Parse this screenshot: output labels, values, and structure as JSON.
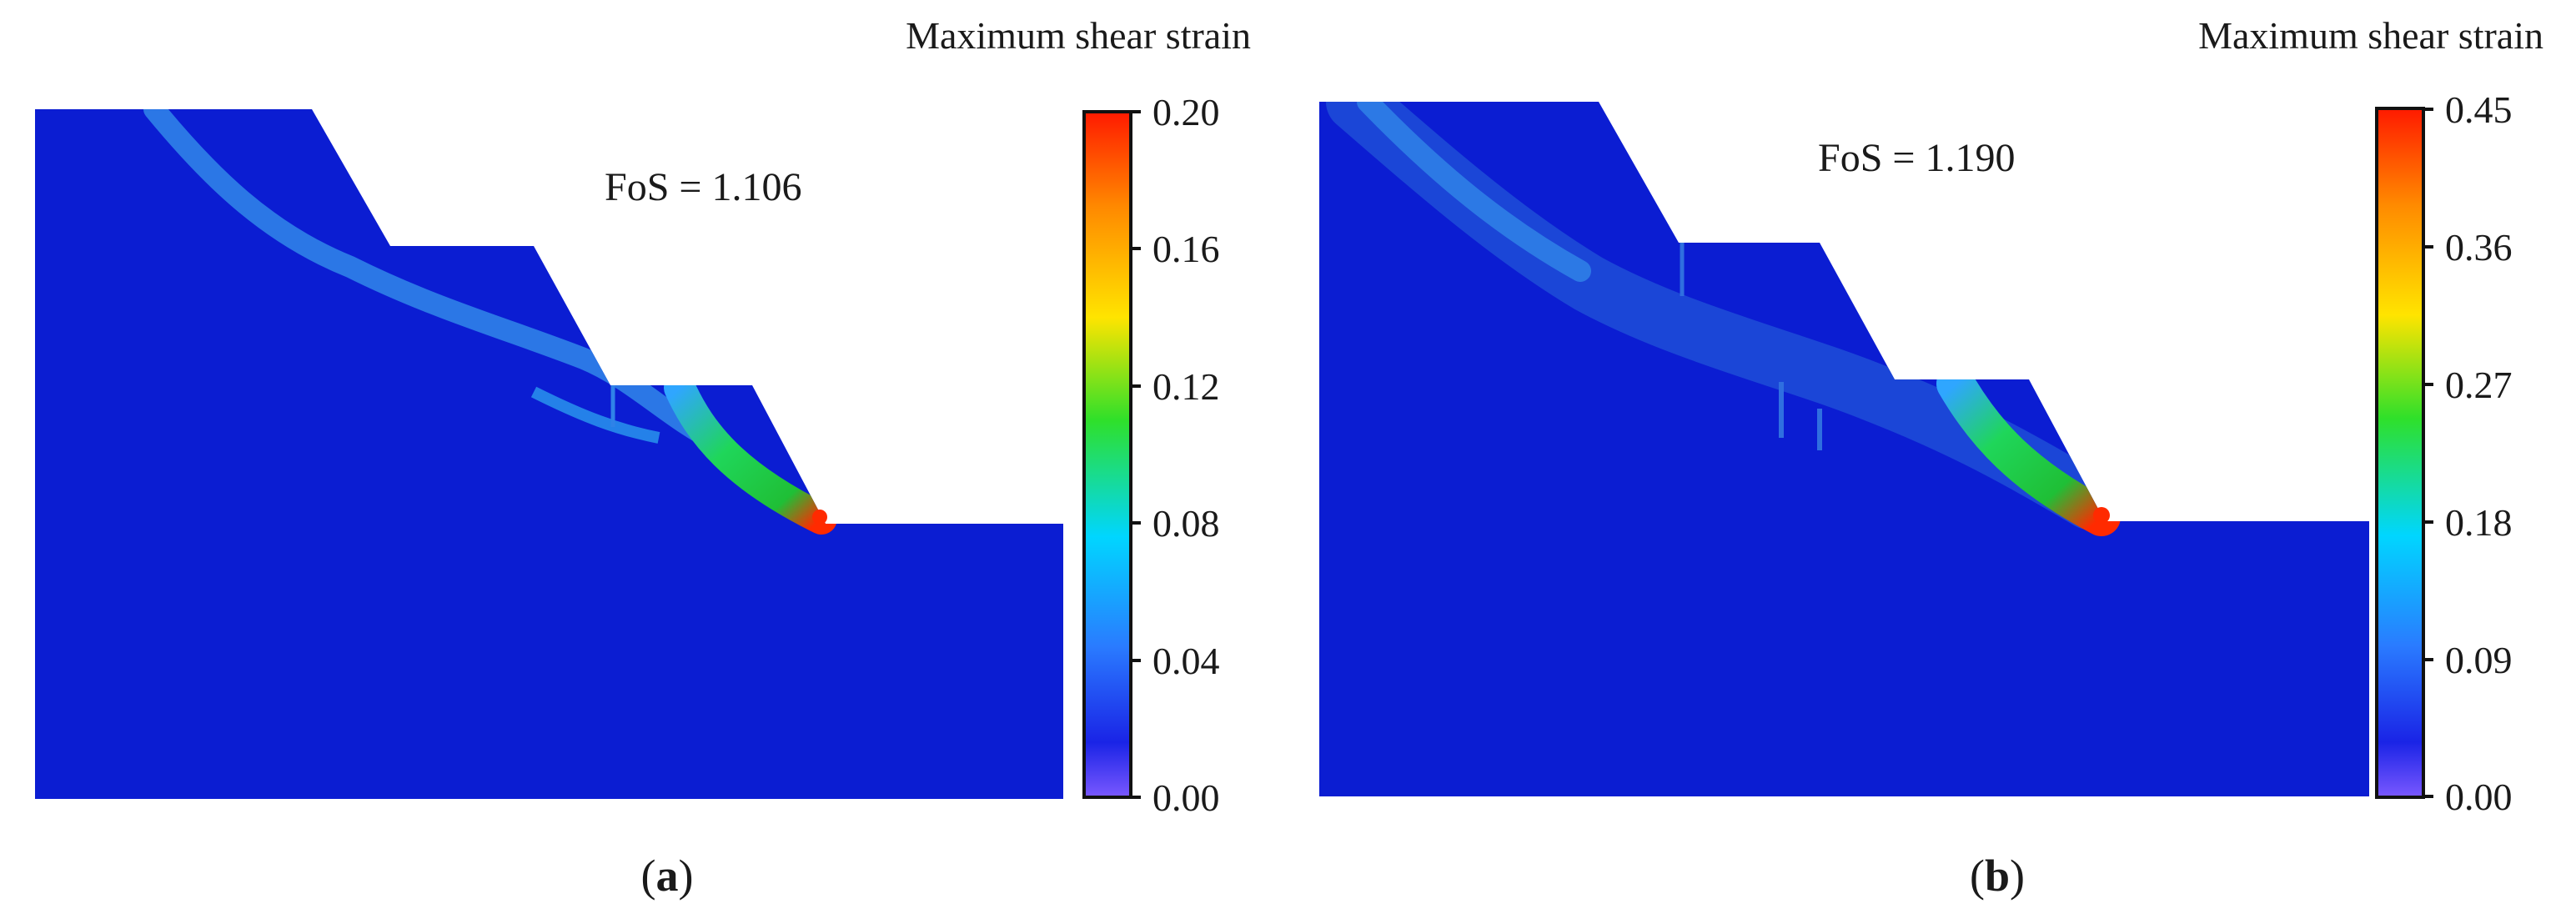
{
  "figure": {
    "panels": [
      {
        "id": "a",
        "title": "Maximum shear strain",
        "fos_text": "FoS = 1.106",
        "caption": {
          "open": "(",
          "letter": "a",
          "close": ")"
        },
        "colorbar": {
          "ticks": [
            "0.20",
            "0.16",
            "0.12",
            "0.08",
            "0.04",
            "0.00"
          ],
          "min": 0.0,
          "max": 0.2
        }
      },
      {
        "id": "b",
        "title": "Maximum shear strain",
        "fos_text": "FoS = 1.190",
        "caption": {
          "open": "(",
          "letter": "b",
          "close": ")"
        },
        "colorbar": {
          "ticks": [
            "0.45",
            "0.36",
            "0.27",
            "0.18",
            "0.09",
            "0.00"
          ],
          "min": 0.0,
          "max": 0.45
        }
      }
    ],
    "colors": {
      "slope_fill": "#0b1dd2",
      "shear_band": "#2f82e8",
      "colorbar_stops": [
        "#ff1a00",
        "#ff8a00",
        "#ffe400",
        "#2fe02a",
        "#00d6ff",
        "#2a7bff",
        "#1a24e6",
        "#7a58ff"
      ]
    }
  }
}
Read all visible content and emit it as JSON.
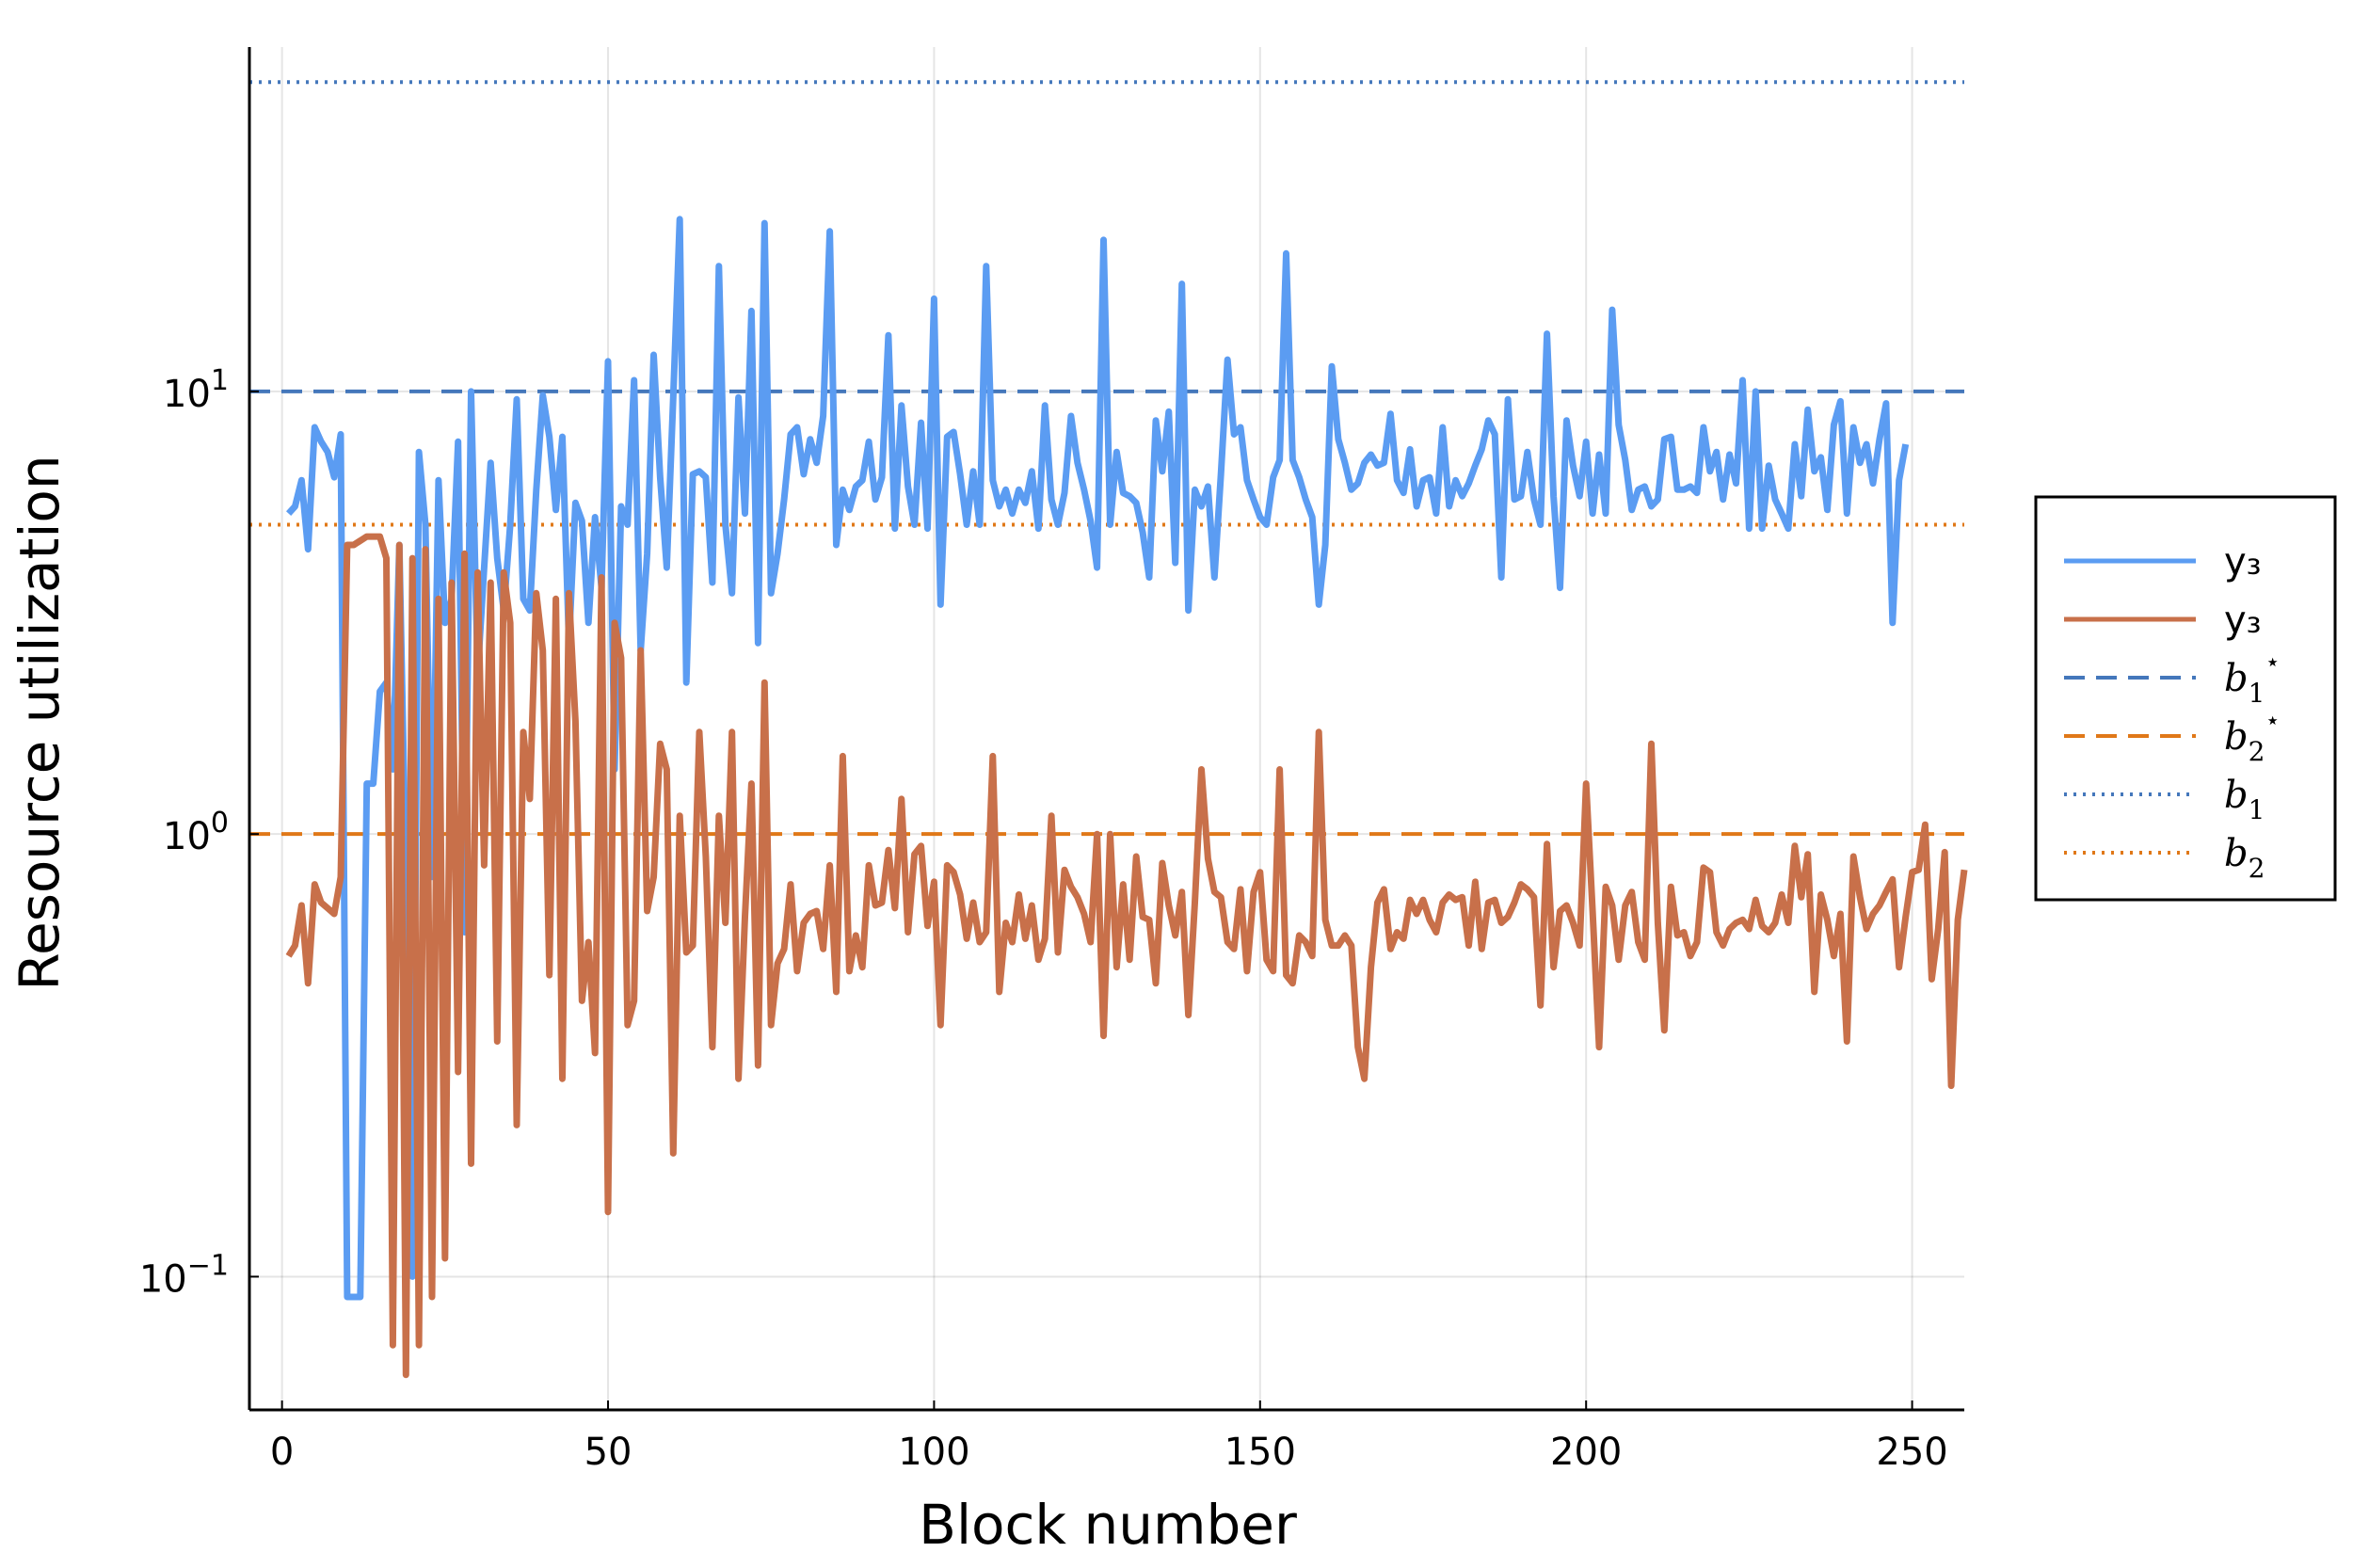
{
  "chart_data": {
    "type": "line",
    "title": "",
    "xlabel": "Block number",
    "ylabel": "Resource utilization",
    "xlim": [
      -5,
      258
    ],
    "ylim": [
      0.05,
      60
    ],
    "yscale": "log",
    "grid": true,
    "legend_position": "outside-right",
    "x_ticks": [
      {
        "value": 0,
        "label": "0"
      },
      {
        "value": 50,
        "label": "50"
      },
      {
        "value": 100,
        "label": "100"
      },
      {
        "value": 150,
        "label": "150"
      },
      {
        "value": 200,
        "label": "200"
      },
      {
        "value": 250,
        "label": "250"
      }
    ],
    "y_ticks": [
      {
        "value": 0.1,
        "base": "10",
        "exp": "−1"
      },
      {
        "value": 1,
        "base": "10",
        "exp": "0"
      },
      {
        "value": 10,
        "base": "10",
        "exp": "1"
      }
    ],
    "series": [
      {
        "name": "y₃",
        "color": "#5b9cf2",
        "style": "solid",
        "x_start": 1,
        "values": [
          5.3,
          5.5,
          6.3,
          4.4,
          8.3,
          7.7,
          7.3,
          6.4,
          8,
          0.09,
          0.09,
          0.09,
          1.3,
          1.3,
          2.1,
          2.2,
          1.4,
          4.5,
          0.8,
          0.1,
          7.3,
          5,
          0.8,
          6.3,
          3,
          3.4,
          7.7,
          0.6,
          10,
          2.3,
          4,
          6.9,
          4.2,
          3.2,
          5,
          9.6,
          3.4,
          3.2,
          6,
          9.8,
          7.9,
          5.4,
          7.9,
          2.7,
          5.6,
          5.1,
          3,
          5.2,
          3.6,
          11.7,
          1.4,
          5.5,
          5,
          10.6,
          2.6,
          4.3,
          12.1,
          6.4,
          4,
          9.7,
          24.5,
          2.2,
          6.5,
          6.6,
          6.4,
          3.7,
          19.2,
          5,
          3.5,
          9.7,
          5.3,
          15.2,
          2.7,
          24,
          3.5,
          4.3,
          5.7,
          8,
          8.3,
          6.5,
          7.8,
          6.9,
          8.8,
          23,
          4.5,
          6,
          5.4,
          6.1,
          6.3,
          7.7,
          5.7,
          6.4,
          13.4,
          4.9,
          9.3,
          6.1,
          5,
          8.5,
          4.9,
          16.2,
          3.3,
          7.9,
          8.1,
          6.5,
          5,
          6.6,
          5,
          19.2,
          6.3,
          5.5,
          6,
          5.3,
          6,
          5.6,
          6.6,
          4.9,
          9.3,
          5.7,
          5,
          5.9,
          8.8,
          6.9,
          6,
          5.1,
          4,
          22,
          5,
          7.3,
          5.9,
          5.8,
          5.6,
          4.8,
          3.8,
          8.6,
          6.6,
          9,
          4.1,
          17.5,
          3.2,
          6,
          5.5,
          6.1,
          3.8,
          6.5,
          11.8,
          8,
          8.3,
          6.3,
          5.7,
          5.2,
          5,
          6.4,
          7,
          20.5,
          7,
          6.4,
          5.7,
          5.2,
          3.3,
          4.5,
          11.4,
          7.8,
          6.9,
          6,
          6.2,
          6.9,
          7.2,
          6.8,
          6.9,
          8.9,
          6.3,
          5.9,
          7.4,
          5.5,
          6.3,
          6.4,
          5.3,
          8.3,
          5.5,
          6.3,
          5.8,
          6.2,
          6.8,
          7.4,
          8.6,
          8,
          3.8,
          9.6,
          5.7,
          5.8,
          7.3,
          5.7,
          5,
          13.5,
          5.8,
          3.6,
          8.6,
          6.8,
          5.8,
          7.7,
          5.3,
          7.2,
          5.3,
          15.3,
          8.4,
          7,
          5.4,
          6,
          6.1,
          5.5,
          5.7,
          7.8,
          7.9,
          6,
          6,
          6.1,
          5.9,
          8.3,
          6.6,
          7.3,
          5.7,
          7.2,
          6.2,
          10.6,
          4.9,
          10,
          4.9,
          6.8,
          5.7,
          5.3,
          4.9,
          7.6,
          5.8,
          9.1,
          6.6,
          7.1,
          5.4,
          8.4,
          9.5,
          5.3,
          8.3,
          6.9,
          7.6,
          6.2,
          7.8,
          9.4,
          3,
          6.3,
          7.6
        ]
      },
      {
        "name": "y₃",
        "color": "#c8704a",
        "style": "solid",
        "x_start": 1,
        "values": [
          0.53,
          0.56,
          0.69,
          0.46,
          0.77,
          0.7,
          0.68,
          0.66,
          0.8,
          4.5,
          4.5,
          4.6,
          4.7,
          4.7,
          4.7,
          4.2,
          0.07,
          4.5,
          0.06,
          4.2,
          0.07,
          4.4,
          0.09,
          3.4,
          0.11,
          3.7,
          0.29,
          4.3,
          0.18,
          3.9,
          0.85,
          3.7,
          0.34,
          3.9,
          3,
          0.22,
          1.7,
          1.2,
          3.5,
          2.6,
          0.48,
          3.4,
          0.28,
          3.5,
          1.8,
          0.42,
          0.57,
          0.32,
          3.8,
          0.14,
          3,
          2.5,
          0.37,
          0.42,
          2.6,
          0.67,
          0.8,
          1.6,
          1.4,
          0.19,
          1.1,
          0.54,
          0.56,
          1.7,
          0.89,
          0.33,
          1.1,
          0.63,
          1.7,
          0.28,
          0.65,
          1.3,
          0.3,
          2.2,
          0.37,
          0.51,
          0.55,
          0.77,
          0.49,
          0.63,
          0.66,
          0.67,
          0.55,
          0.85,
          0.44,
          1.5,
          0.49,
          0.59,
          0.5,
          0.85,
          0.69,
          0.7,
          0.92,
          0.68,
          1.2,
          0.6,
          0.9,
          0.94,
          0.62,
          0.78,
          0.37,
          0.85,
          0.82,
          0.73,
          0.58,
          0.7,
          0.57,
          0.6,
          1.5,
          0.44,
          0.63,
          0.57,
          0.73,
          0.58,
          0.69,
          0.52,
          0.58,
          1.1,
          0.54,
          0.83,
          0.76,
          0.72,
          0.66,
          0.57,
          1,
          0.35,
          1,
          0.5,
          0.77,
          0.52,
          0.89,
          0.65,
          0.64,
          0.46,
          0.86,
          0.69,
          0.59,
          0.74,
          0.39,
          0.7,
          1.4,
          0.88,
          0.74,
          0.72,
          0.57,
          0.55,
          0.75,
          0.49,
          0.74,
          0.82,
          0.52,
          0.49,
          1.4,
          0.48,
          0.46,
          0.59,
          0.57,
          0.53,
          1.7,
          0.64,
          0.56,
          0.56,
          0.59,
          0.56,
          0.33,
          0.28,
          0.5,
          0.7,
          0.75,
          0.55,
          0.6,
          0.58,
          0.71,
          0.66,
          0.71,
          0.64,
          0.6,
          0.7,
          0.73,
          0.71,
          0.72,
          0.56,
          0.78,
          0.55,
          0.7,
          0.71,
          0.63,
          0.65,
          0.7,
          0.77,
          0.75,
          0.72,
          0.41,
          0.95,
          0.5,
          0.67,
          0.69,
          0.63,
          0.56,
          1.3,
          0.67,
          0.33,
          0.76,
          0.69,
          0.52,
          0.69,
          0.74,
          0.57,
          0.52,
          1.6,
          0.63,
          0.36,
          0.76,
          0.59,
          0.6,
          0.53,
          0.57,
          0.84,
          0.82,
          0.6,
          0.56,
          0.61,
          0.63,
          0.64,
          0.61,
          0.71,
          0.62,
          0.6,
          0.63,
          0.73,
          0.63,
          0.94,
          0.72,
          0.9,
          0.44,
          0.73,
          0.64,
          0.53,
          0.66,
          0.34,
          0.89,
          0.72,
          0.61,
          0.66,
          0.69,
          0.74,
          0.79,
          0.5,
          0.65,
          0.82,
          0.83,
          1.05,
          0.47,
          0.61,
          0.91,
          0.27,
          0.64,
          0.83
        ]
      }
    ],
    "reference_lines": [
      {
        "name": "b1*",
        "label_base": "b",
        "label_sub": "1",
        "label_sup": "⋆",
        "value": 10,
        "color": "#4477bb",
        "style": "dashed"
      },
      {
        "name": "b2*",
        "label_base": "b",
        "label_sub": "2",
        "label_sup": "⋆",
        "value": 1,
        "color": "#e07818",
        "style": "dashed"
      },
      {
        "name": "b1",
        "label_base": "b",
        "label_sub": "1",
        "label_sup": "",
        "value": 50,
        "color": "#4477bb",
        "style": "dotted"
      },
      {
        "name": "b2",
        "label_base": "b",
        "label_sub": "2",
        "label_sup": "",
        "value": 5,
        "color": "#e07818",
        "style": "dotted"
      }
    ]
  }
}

> EXERCISE BRIEF: Lines holding the word "name" in the entries above are the ones to pull out. Copy them all.

> EXERCISE RESULT:
        "name": "y₃",
        "name": "y₃",
        "name": "b1*",
        "name": "b2*",
        "name": "b1",
        "name": "b2",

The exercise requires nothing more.